◆ Short exercise:
Identify the lines that include the word "JSON", then copy all of them.

----- Task material -----

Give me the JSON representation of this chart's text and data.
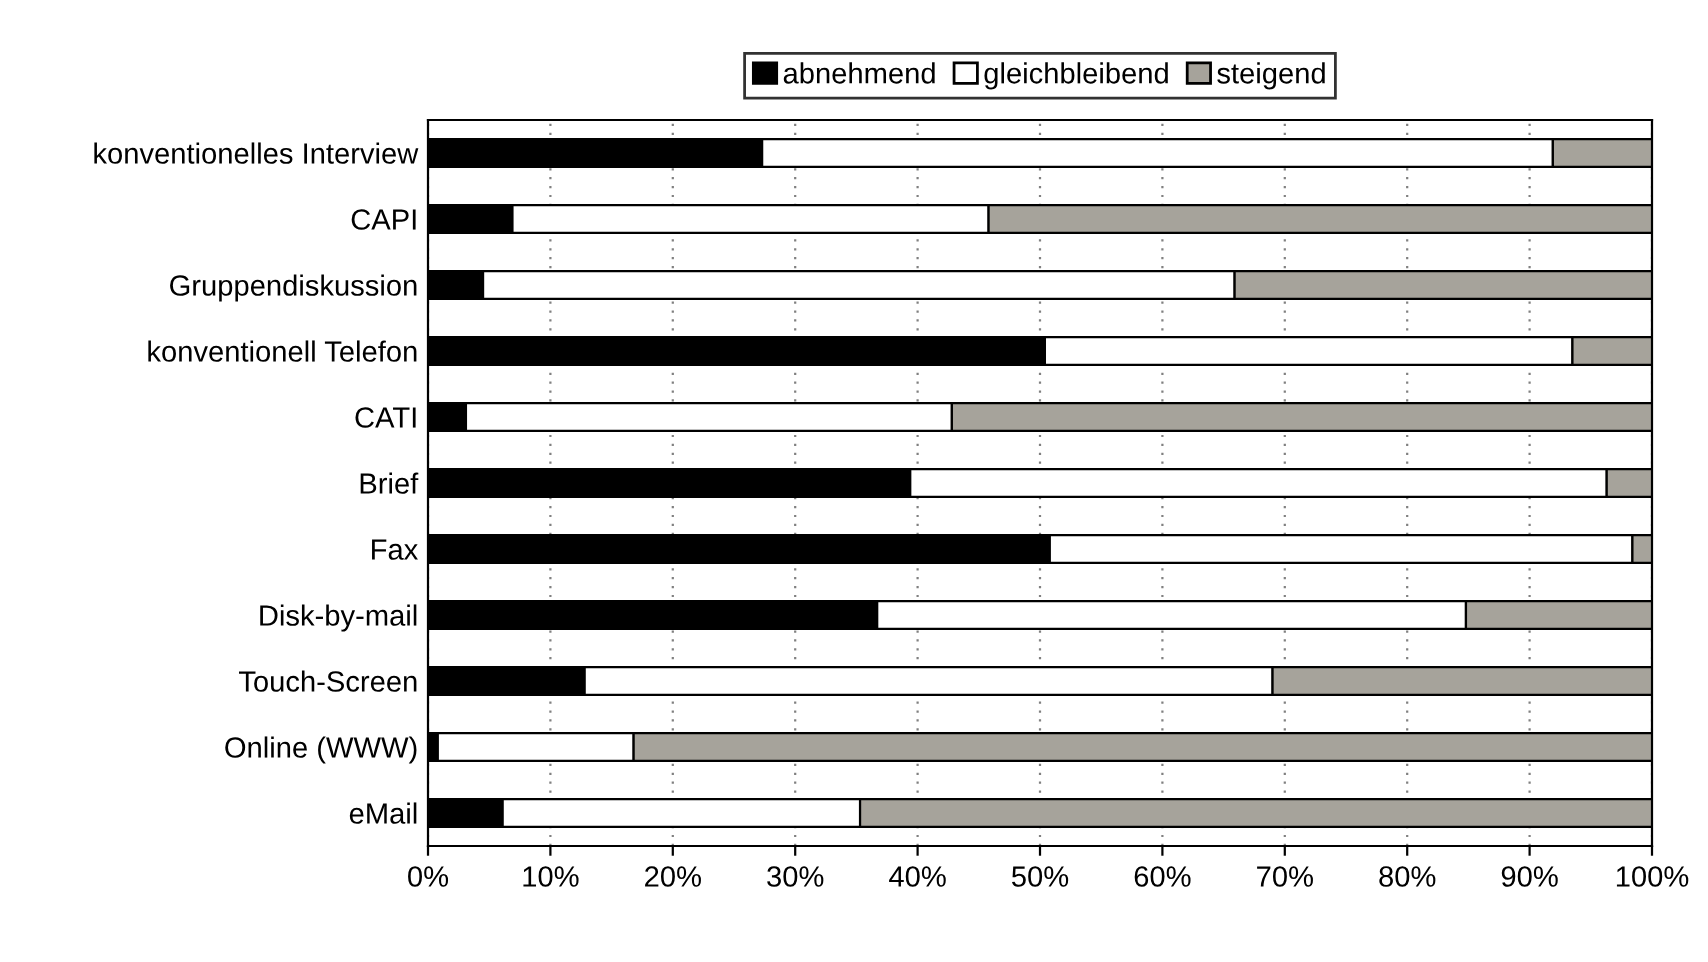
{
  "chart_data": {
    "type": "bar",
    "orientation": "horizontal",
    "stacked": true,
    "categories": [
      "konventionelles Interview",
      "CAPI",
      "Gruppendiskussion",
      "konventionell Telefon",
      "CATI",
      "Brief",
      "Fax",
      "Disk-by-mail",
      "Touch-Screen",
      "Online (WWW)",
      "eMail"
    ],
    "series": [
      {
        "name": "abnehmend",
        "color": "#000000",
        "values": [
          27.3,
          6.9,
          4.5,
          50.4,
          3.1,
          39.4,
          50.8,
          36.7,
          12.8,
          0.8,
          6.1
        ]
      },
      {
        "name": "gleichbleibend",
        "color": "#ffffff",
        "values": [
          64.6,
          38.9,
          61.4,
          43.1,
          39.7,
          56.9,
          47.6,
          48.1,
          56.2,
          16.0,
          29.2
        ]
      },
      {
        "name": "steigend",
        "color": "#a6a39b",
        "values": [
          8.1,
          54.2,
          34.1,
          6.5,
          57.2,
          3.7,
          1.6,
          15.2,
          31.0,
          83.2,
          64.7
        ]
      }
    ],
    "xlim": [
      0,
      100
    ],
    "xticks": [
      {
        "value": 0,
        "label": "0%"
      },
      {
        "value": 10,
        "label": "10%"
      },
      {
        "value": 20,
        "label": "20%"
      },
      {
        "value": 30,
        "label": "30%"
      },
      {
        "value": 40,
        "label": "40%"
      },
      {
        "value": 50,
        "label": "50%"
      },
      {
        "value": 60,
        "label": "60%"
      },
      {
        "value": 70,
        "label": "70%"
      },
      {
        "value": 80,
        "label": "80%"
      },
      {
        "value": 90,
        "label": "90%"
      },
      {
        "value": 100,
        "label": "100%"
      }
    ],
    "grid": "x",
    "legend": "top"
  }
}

-----
----- Task material -----

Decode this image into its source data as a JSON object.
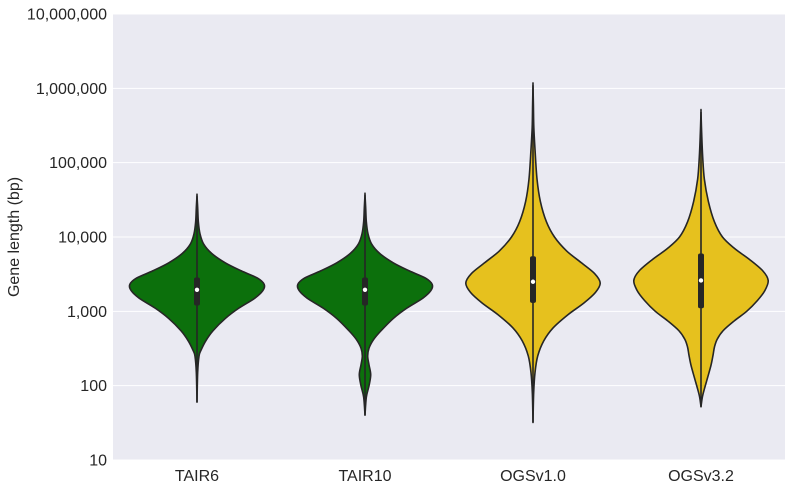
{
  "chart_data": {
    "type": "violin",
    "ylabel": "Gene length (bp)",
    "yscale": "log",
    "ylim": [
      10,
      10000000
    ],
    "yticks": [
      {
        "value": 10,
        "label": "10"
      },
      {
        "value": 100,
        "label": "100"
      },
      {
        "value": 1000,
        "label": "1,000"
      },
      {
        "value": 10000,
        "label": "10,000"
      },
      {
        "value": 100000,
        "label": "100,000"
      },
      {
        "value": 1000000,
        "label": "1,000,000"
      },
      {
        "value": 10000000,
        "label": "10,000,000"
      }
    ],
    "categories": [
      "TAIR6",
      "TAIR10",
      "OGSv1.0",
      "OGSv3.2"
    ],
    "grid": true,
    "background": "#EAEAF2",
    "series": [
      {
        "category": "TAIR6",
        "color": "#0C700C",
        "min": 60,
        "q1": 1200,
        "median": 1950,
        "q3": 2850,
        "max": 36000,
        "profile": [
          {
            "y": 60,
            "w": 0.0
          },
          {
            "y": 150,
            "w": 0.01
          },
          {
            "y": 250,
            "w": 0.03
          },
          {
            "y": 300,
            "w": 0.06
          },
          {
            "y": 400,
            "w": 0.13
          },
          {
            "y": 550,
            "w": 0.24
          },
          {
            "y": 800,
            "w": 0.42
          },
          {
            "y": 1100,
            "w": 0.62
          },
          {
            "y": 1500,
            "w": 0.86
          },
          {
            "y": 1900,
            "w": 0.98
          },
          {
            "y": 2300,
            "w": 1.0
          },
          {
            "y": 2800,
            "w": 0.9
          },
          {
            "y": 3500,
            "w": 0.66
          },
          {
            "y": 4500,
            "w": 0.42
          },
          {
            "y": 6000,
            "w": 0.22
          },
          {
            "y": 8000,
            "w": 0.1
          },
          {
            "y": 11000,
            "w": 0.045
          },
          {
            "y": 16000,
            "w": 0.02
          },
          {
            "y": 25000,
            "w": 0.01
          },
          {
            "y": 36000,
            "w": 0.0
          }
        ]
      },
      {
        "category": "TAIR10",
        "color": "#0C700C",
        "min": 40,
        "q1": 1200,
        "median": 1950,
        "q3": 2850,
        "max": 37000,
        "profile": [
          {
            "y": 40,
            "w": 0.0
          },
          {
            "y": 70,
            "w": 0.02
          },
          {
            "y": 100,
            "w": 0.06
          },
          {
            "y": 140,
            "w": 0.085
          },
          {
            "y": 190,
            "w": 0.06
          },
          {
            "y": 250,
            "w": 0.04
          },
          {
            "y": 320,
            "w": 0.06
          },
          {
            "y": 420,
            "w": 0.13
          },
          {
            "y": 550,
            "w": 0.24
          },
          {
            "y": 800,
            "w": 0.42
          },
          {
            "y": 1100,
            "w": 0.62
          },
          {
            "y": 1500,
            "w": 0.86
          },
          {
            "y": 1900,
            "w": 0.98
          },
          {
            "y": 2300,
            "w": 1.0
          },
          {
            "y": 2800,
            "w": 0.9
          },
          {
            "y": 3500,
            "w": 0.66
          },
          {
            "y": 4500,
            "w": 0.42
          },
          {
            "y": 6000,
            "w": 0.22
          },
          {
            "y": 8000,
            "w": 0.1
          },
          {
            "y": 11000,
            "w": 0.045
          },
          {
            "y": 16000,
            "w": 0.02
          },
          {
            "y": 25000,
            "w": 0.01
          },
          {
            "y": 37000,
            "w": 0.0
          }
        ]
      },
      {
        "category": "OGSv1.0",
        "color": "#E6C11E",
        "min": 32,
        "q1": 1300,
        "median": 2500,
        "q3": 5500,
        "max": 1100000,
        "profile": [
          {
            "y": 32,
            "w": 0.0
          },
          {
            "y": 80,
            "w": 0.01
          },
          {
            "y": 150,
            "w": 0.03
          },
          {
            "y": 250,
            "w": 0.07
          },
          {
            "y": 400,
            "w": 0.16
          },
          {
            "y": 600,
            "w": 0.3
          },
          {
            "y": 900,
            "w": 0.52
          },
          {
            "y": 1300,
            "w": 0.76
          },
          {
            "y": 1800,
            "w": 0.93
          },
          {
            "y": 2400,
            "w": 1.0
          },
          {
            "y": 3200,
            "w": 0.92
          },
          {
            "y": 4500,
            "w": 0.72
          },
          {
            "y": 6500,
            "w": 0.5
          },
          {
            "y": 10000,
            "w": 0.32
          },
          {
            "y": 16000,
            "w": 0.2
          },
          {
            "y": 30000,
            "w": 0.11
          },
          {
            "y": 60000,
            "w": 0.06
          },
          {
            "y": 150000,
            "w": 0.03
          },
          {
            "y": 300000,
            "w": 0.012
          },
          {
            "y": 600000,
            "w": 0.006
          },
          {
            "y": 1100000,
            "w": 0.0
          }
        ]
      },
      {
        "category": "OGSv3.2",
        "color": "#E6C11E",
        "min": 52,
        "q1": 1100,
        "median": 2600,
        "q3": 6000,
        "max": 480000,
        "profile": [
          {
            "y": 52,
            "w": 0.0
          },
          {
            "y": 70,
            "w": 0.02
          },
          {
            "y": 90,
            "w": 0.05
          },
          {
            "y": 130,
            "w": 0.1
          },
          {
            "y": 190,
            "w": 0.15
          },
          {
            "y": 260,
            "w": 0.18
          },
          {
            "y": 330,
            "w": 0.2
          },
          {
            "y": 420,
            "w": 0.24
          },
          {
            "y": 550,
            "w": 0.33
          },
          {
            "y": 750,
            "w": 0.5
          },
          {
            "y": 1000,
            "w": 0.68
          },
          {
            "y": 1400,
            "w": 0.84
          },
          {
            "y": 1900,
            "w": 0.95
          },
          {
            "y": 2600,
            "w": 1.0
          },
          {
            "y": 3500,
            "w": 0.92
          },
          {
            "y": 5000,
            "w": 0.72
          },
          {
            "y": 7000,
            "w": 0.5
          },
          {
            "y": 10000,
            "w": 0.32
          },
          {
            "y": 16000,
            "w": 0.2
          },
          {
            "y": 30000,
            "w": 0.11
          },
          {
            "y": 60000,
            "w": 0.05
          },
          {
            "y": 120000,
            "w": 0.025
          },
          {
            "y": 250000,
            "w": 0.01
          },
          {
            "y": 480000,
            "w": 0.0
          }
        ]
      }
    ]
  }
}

-----

◆ Response to the task:
Give me the JSON representation of this chart's text and data.
Decode this image into its source data as a JSON object.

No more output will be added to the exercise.